● **Work instructions**
Using the records below, locate all lines containing "夸鑫街南段" and return them.

● **Data to process**
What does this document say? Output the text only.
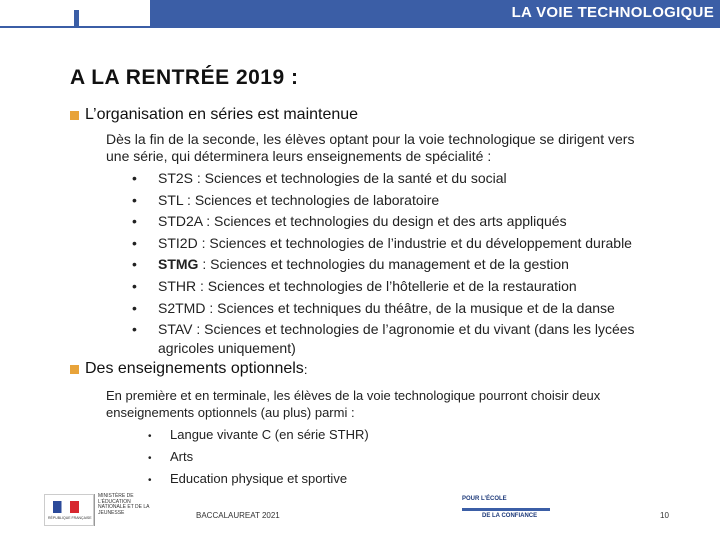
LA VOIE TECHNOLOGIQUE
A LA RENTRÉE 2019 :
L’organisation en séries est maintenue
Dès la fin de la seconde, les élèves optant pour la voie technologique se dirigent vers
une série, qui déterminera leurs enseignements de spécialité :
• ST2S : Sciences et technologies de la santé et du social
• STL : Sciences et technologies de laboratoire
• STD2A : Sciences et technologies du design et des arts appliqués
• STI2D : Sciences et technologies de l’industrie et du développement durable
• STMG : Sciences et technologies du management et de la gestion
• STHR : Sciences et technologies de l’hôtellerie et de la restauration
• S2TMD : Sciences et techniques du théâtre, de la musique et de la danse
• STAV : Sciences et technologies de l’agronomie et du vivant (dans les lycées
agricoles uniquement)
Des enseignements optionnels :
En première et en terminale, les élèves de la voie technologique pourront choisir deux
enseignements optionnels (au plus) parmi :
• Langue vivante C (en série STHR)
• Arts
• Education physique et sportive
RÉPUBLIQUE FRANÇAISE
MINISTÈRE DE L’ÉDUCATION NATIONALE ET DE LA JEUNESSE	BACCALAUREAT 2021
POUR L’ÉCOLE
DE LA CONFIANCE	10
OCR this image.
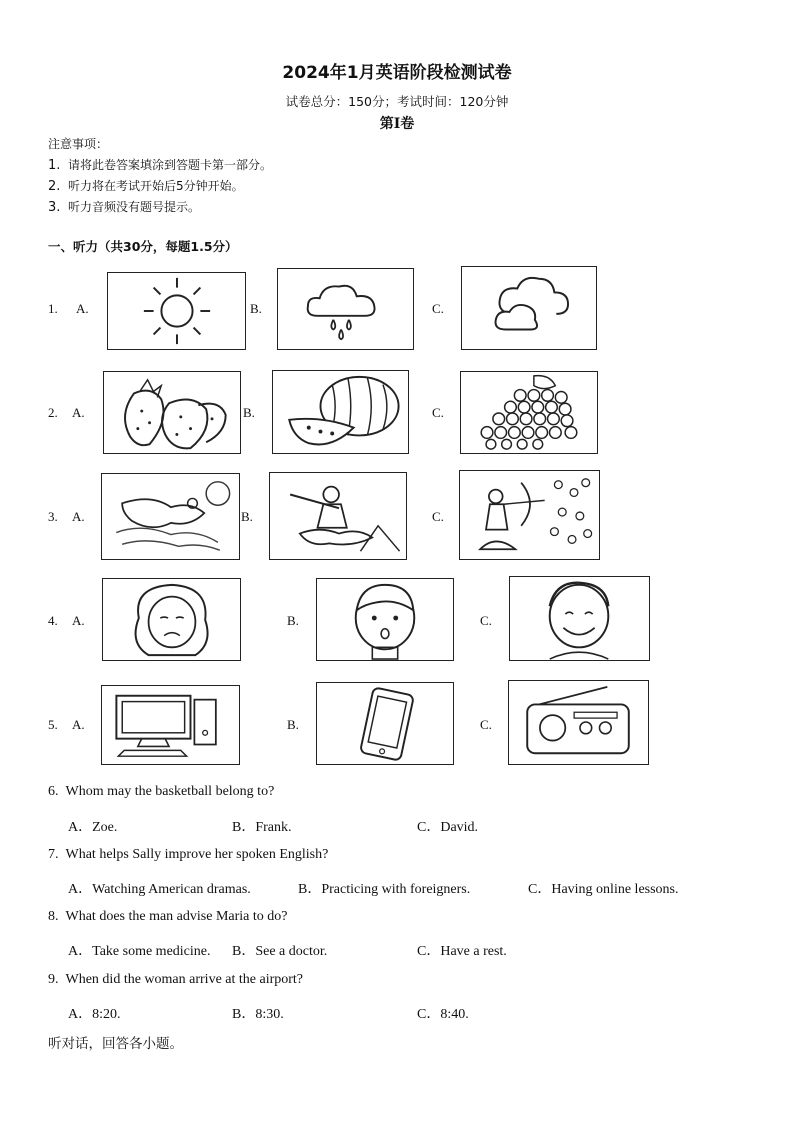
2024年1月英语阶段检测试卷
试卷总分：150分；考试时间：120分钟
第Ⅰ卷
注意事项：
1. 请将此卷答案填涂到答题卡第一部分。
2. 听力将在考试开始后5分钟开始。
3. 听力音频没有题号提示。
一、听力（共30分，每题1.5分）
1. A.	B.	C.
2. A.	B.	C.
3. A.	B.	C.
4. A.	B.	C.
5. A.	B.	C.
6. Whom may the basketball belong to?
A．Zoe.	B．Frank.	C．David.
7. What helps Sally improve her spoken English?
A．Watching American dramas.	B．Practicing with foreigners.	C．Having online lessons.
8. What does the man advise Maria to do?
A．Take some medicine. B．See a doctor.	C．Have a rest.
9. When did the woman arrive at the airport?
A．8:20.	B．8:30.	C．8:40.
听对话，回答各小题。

...

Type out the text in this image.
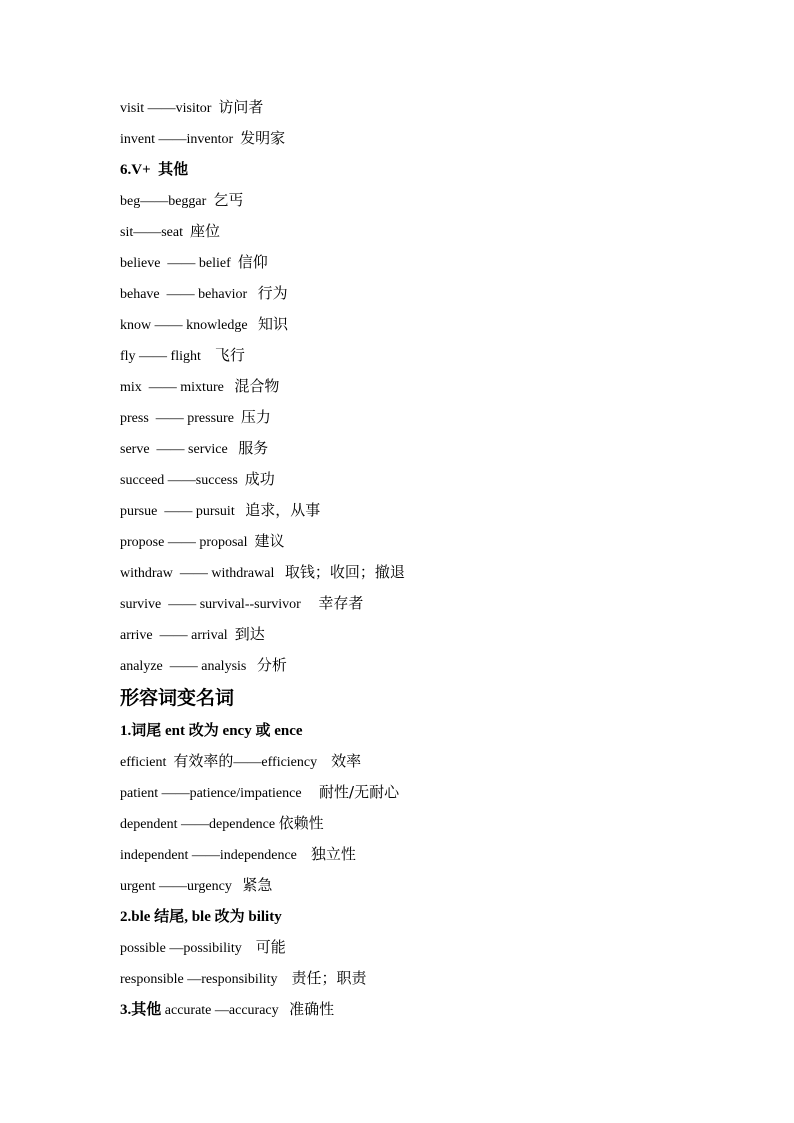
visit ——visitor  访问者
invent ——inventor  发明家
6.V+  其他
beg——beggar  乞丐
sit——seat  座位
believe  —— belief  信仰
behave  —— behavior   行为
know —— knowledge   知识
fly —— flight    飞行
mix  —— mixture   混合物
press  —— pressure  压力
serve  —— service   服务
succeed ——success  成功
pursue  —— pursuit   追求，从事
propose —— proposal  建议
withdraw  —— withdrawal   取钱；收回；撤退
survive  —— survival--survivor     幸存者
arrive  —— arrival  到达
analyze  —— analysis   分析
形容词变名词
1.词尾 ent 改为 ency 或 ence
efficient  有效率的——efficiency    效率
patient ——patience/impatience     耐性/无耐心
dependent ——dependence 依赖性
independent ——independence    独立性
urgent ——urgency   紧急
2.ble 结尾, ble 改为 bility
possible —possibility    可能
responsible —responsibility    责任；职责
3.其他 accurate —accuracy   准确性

---

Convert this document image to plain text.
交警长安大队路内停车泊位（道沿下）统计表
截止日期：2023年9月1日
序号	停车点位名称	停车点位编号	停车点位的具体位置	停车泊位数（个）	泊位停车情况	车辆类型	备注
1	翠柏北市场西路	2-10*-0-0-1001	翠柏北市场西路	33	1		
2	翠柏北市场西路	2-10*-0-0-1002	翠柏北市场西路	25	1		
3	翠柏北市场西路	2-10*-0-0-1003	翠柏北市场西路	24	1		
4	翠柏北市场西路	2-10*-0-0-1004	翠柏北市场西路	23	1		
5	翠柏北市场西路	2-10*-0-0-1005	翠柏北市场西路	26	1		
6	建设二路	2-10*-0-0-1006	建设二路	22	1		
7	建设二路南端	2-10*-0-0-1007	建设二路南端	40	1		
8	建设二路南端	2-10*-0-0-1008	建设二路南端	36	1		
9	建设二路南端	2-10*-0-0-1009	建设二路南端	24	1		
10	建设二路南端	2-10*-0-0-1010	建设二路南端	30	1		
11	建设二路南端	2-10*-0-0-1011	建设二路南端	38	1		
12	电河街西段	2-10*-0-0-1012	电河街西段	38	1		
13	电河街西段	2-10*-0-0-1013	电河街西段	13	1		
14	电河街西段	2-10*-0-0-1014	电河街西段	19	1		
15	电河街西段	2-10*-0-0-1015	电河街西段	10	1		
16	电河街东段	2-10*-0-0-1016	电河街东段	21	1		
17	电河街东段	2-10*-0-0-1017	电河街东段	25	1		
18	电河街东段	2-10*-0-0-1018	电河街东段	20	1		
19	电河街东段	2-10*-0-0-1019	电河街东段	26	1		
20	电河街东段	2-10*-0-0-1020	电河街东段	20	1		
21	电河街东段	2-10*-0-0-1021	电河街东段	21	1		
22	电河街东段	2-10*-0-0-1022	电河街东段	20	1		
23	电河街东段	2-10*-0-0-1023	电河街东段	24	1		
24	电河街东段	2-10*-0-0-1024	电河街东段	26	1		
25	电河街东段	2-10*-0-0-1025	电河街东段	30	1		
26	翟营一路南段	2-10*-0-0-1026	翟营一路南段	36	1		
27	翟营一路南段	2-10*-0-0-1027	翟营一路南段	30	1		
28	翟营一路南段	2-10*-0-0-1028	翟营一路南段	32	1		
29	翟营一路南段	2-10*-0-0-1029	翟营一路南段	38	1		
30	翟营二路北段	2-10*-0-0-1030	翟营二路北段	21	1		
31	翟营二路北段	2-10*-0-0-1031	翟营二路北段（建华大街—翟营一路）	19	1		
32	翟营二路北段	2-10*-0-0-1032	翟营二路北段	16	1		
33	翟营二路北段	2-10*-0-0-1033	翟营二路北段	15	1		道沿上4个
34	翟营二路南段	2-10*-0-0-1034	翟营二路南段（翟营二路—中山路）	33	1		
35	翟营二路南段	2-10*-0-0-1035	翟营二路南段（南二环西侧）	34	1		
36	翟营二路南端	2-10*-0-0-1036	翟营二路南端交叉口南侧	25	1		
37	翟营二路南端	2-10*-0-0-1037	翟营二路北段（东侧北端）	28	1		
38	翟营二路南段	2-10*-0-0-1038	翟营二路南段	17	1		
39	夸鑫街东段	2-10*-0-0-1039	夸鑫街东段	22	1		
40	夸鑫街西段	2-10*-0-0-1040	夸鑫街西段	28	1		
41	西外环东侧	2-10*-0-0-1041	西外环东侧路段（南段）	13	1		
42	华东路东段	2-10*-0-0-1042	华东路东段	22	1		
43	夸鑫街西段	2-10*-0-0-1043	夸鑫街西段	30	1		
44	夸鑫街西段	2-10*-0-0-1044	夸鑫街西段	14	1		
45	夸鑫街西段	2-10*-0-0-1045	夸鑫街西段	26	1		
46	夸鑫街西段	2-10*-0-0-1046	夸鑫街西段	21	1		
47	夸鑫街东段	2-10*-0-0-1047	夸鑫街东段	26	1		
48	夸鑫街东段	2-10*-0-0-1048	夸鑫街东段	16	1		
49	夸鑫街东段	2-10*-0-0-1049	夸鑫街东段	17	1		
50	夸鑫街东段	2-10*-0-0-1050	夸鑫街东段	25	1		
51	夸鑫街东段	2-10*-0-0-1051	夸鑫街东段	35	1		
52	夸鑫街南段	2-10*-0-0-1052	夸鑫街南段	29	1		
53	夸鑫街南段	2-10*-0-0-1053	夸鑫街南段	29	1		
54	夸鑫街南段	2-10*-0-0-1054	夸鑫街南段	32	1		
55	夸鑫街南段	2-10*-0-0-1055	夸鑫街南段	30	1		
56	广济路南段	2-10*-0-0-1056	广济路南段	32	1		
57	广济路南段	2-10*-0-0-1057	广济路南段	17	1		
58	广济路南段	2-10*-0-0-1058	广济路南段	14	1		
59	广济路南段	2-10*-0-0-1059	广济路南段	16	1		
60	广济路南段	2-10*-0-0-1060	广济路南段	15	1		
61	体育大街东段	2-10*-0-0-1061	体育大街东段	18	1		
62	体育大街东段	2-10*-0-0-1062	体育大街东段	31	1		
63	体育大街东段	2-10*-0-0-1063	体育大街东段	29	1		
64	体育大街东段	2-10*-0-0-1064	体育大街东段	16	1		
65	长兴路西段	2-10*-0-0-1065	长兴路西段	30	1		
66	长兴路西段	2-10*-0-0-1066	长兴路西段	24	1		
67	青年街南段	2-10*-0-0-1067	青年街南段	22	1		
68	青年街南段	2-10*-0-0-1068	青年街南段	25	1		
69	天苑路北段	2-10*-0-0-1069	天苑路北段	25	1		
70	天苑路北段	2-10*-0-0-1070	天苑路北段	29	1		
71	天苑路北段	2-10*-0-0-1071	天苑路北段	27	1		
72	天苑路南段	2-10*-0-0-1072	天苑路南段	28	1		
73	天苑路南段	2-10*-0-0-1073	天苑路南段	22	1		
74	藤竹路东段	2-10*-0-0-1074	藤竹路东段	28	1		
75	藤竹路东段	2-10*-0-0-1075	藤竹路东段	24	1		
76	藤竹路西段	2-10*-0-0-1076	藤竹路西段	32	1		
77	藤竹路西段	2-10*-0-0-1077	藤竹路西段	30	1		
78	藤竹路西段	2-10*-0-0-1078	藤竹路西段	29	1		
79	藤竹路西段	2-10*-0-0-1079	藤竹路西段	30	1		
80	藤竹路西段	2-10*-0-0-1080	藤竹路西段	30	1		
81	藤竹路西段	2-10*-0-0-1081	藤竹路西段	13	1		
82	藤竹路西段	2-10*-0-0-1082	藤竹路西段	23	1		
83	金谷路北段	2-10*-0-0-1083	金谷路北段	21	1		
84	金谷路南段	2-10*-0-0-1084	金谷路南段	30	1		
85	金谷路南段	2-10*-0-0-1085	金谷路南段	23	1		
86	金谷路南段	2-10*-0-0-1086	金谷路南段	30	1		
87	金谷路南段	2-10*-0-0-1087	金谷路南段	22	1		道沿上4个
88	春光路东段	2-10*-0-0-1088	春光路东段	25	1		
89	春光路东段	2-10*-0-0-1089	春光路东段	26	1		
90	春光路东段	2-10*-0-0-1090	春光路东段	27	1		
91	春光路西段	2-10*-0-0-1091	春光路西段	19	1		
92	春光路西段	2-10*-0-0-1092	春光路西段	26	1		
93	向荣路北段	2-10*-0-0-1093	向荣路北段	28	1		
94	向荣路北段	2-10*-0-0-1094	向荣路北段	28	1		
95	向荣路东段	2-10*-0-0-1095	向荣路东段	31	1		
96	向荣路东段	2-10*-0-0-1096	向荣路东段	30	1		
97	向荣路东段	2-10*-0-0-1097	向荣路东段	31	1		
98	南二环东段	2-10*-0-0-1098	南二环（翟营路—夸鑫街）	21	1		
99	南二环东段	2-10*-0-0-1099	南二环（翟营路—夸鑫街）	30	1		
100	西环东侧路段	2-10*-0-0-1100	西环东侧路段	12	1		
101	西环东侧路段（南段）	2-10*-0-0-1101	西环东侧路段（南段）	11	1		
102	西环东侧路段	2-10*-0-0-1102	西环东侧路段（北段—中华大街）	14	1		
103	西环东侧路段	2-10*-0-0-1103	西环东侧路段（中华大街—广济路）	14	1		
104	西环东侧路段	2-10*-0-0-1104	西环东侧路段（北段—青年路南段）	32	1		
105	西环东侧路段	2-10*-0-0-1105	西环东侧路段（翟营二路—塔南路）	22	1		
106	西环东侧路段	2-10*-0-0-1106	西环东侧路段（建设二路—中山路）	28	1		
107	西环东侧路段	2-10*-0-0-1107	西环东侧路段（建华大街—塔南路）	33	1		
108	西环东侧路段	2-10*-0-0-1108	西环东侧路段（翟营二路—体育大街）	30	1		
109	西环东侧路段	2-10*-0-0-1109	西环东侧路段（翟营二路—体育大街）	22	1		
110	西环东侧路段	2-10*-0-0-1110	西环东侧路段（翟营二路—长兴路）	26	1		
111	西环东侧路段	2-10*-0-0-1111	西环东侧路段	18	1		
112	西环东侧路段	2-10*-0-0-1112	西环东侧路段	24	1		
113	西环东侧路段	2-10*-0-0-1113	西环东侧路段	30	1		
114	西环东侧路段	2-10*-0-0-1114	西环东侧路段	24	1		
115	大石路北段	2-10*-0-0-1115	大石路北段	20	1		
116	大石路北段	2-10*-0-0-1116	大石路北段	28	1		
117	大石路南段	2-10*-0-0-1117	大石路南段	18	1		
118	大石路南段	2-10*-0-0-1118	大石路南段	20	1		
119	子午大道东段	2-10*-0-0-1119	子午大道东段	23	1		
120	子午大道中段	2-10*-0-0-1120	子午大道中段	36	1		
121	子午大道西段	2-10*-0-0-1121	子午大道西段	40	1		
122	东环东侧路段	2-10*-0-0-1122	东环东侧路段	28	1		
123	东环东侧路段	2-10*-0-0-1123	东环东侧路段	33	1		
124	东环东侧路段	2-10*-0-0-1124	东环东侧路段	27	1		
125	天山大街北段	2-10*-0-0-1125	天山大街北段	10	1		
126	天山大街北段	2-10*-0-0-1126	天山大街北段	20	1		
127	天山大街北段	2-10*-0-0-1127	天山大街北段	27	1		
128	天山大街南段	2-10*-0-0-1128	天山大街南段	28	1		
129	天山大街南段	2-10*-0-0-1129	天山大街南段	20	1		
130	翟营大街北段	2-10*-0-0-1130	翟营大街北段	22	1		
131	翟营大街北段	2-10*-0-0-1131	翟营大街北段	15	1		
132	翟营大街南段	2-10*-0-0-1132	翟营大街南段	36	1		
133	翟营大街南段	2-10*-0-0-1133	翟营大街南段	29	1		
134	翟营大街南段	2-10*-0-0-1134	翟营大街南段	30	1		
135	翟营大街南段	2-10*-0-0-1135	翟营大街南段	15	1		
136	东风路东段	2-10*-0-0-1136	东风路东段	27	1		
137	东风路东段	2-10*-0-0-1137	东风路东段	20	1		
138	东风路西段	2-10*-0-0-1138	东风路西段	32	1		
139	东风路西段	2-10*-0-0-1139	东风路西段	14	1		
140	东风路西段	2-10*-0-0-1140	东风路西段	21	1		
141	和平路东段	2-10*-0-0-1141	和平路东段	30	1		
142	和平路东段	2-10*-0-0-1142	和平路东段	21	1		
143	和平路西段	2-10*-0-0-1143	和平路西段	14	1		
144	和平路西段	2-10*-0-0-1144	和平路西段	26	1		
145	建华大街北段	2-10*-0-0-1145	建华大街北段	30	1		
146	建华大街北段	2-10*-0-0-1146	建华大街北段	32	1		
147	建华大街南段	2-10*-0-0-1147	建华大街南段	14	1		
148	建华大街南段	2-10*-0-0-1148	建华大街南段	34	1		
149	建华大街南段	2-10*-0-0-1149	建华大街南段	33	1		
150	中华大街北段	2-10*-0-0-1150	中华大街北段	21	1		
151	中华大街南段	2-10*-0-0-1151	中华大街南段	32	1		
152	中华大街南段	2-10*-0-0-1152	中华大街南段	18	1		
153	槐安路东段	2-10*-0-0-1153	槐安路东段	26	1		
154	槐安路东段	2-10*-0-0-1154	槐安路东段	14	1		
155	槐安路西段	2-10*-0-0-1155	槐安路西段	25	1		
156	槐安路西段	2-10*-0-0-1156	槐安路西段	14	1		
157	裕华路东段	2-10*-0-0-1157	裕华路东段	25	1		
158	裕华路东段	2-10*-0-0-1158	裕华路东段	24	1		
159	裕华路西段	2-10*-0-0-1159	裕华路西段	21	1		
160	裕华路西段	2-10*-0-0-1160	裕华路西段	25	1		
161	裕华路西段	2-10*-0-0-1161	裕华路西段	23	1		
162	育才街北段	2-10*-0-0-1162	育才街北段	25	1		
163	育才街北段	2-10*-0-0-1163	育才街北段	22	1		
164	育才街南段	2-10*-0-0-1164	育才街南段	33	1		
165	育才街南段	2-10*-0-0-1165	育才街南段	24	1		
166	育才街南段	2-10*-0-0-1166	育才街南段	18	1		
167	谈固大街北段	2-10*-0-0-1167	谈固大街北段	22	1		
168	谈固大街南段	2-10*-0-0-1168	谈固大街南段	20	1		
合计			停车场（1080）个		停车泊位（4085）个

● **Task result**
52	夸鑫街南段	2-10*-0-0-1052	夸鑫街南段	29	1		
53	夸鑫街南段	2-10*-0-0-1053	夸鑫街南段	29	1		
54	夸鑫街南段	2-10*-0-0-1054	夸鑫街南段	32	1		
55	夸鑫街南段	2-10*-0-0-1055	夸鑫街南段	30	1		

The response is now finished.